[Figure content listings]
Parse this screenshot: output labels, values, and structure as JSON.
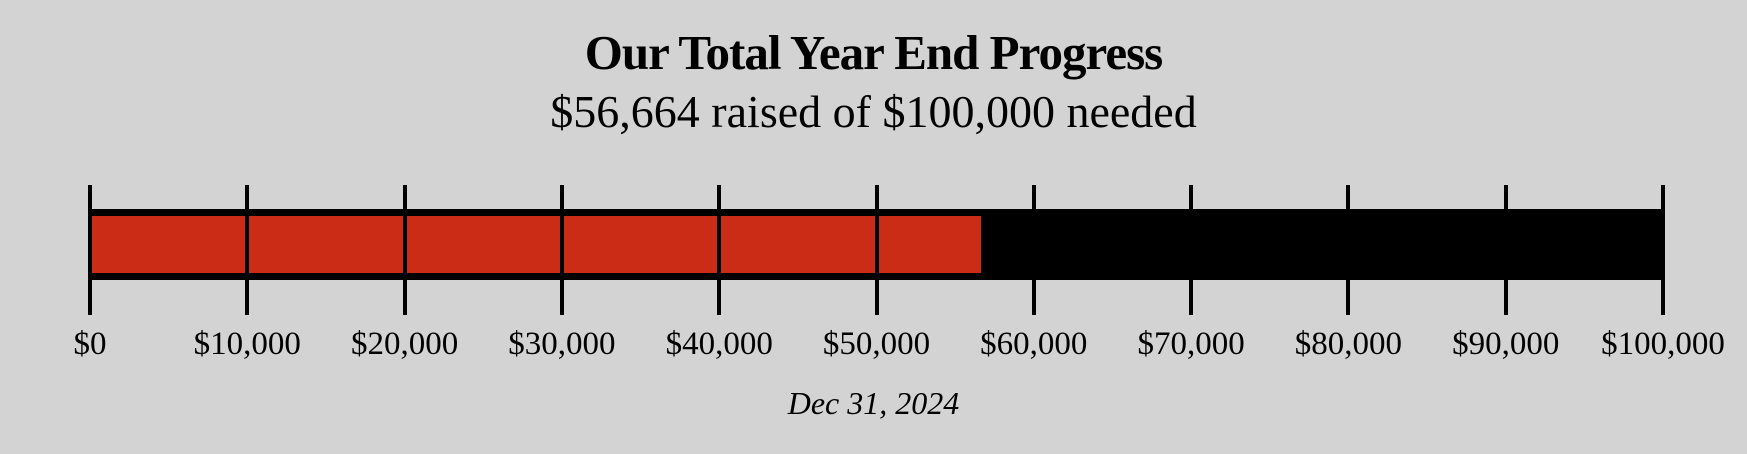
{
  "page": {
    "background_color": "#d3d3d3",
    "text_color": "#000000"
  },
  "chart_data": {
    "type": "bar",
    "subtype": "horizontal-progress",
    "title": "Our Total Year End Progress",
    "subtitle": "$56,664 raised of $100,000 needed",
    "raised_value": 56664,
    "goal_value": 100000,
    "percent_complete": 56.664,
    "raised_label": "$56,664",
    "goal_label": "$100,000",
    "xlim": [
      0,
      100000
    ],
    "tick_interval": 10000,
    "tick_labels": [
      "$0",
      "$10,000",
      "$20,000",
      "$30,000",
      "$40,000",
      "$50,000",
      "$60,000",
      "$70,000",
      "$80,000",
      "$90,000",
      "$100,000"
    ],
    "date_annotation": "Dec 31, 2024",
    "legend": "none",
    "grid": false,
    "colors": {
      "fill": "#cb2c16",
      "track": "#000000",
      "tick": "#000000",
      "background": "#d3d3d3"
    }
  }
}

-- THE TASK --
Write out the records above exactly as they appear, leaving out any pictures.

-- IN RESPONSE --
Parse this screenshot: output labels, values, and structure as JSON.
{
  "page": {
    "background_color": "#d3d3d3",
    "text_color": "#000000"
  },
  "chart_data": {
    "type": "bar",
    "subtype": "horizontal-progress",
    "title": "Our Total Year End Progress",
    "subtitle": "$56,664 raised of $100,000 needed",
    "raised_value": 56664,
    "goal_value": 100000,
    "percent_complete": 56.664,
    "raised_label": "$56,664",
    "goal_label": "$100,000",
    "xlim": [
      0,
      100000
    ],
    "tick_interval": 10000,
    "tick_labels": [
      "$0",
      "$10,000",
      "$20,000",
      "$30,000",
      "$40,000",
      "$50,000",
      "$60,000",
      "$70,000",
      "$80,000",
      "$90,000",
      "$100,000"
    ],
    "date_annotation": "Dec 31, 2024",
    "legend": "none",
    "grid": false,
    "colors": {
      "fill": "#cb2c16",
      "track": "#000000",
      "tick": "#000000",
      "background": "#d3d3d3"
    }
  }
}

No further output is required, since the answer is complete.